▶ _WRITTEN INSTRUCTION_
Retype the whole listing, please, keeping every line exact and dropping the pictures.

[Start of DATA SUPPLIED]

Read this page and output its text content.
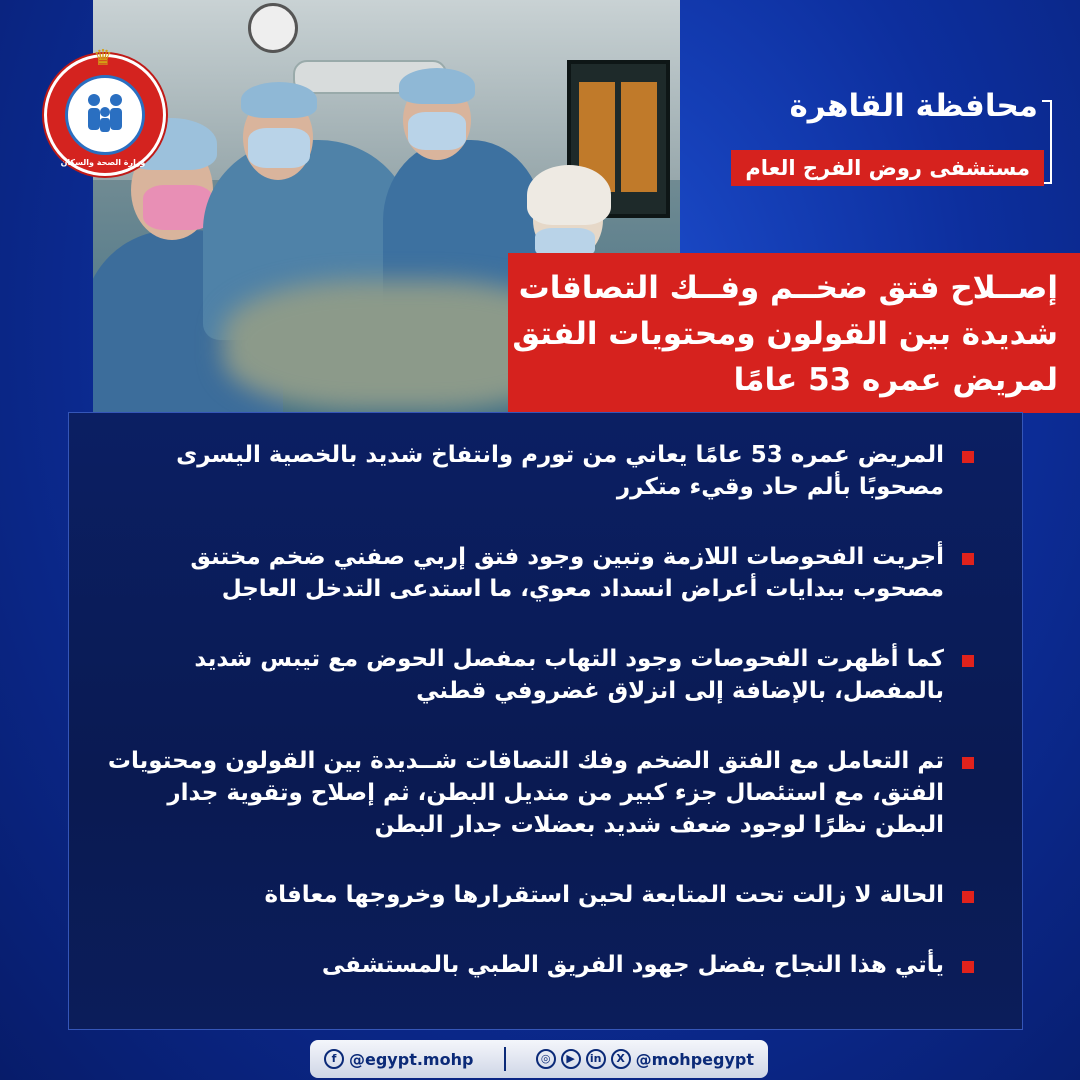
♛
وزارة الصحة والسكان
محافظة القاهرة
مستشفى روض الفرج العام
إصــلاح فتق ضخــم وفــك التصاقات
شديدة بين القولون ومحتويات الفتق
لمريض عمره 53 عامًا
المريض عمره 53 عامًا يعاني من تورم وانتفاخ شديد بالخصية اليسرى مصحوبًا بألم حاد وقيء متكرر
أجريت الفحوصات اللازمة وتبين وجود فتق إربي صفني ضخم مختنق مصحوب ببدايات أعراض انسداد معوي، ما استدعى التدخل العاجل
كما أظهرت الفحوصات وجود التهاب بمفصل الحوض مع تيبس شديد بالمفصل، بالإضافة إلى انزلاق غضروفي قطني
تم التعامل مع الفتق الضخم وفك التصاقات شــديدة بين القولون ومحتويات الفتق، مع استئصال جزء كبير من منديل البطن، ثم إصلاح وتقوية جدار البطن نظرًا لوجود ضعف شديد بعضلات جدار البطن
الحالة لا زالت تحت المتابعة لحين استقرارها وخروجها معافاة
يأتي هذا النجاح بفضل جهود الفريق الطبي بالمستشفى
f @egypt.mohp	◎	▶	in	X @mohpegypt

[End of DATA SUPPLIED]

▶ _IN RESPONSE_
Read this page and output its text content.
♛
وزارة الصحة والسكان
محافظة القاهرة
مستشفى روض الفرج العام
إصــلاح فتق ضخــم وفــك التصاقات
شديدة بين القولون ومحتويات الفتق
لمريض عمره 53 عامًا
المريض عمره 53 عامًا يعاني من تورم وانتفاخ شديد بالخصية اليسرى مصحوبًا بألم حاد وقيء متكرر
أجريت الفحوصات اللازمة وتبين وجود فتق إربي صفني ضخم مختنق مصحوب ببدايات أعراض انسداد معوي، ما استدعى التدخل العاجل
كما أظهرت الفحوصات وجود التهاب بمفصل الحوض مع تيبس شديد بالمفصل، بالإضافة إلى انزلاق غضروفي قطني
تم التعامل مع الفتق الضخم وفك التصاقات شــديدة بين القولون ومحتويات الفتق، مع استئصال جزء كبير من منديل البطن، ثم إصلاح وتقوية جدار البطن نظرًا لوجود ضعف شديد بعضلات جدار البطن
الحالة لا زالت تحت المتابعة لحين استقرارها وخروجها معافاة
يأتي هذا النجاح بفضل جهود الفريق الطبي بالمستشفى
f @egypt.mohp	◎	▶	in	X @mohpegypt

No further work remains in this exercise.